Objective:
From the records, pick out and copy each line containing "racconto".

(Records from a collection)

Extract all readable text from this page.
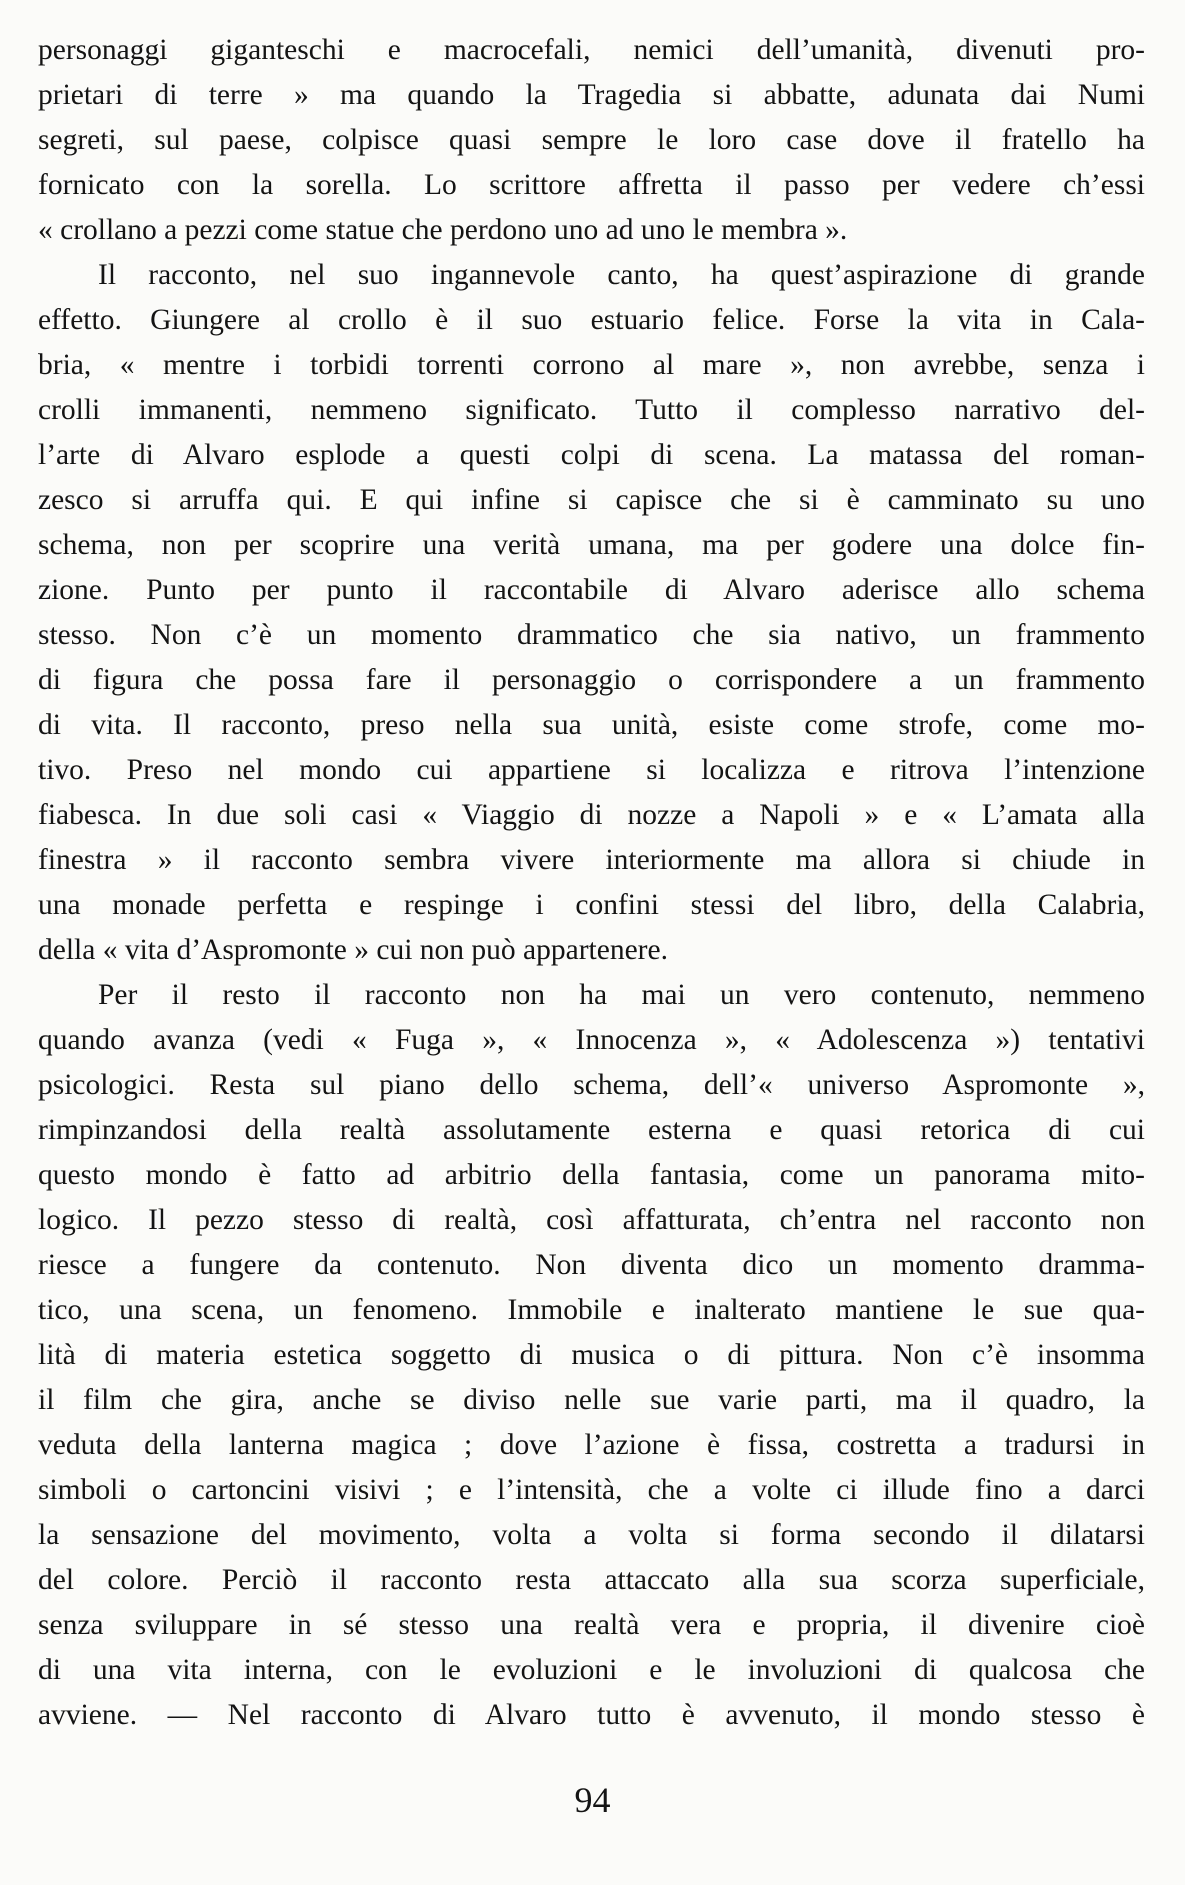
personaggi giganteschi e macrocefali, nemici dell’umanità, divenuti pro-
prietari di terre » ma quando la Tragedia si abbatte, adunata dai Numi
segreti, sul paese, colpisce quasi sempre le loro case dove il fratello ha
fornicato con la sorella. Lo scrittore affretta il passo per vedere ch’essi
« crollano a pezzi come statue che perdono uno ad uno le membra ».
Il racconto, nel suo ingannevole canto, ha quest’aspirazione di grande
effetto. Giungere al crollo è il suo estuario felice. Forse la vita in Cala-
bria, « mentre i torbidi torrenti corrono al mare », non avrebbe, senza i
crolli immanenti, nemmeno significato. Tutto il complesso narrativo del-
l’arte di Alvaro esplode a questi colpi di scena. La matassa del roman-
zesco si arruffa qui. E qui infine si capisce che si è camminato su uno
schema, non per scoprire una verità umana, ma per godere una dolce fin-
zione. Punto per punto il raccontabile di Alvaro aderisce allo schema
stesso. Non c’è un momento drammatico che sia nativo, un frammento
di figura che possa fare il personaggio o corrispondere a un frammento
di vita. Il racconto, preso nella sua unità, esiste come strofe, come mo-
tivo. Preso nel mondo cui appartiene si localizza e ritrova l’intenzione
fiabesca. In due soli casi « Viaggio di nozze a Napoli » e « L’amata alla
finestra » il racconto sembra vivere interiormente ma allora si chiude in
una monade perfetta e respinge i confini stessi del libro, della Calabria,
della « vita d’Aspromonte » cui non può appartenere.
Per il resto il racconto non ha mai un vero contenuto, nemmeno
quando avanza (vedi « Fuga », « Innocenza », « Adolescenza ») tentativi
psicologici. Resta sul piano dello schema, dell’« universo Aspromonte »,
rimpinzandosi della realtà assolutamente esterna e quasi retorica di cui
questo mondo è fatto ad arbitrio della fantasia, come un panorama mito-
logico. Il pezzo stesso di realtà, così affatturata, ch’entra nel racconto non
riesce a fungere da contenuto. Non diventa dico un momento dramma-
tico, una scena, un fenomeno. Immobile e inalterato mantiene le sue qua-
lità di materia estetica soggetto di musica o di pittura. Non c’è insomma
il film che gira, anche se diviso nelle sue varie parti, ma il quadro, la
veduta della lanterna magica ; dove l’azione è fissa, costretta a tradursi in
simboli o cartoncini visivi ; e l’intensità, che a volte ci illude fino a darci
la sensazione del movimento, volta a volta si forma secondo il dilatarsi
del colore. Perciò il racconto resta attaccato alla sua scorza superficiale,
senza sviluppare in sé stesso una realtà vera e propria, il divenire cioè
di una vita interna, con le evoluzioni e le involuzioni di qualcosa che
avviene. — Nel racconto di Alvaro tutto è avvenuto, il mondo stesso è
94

Right answer:
Il racconto, nel suo ingannevole canto, ha quest’aspirazione di grande
di vita. Il racconto, preso nella sua unità, esiste come strofe, come mo-
finestra » il racconto sembra vivere interiormente ma allora si chiude in
Per il resto il racconto non ha mai un vero contenuto, nemmeno
logico. Il pezzo stesso di realtà, così affatturata, ch’entra nel racconto non
del colore. Perciò il racconto resta attaccato alla sua scorza superficiale,
avviene. — Nel racconto di Alvaro tutto è avvenuto, il mondo stesso è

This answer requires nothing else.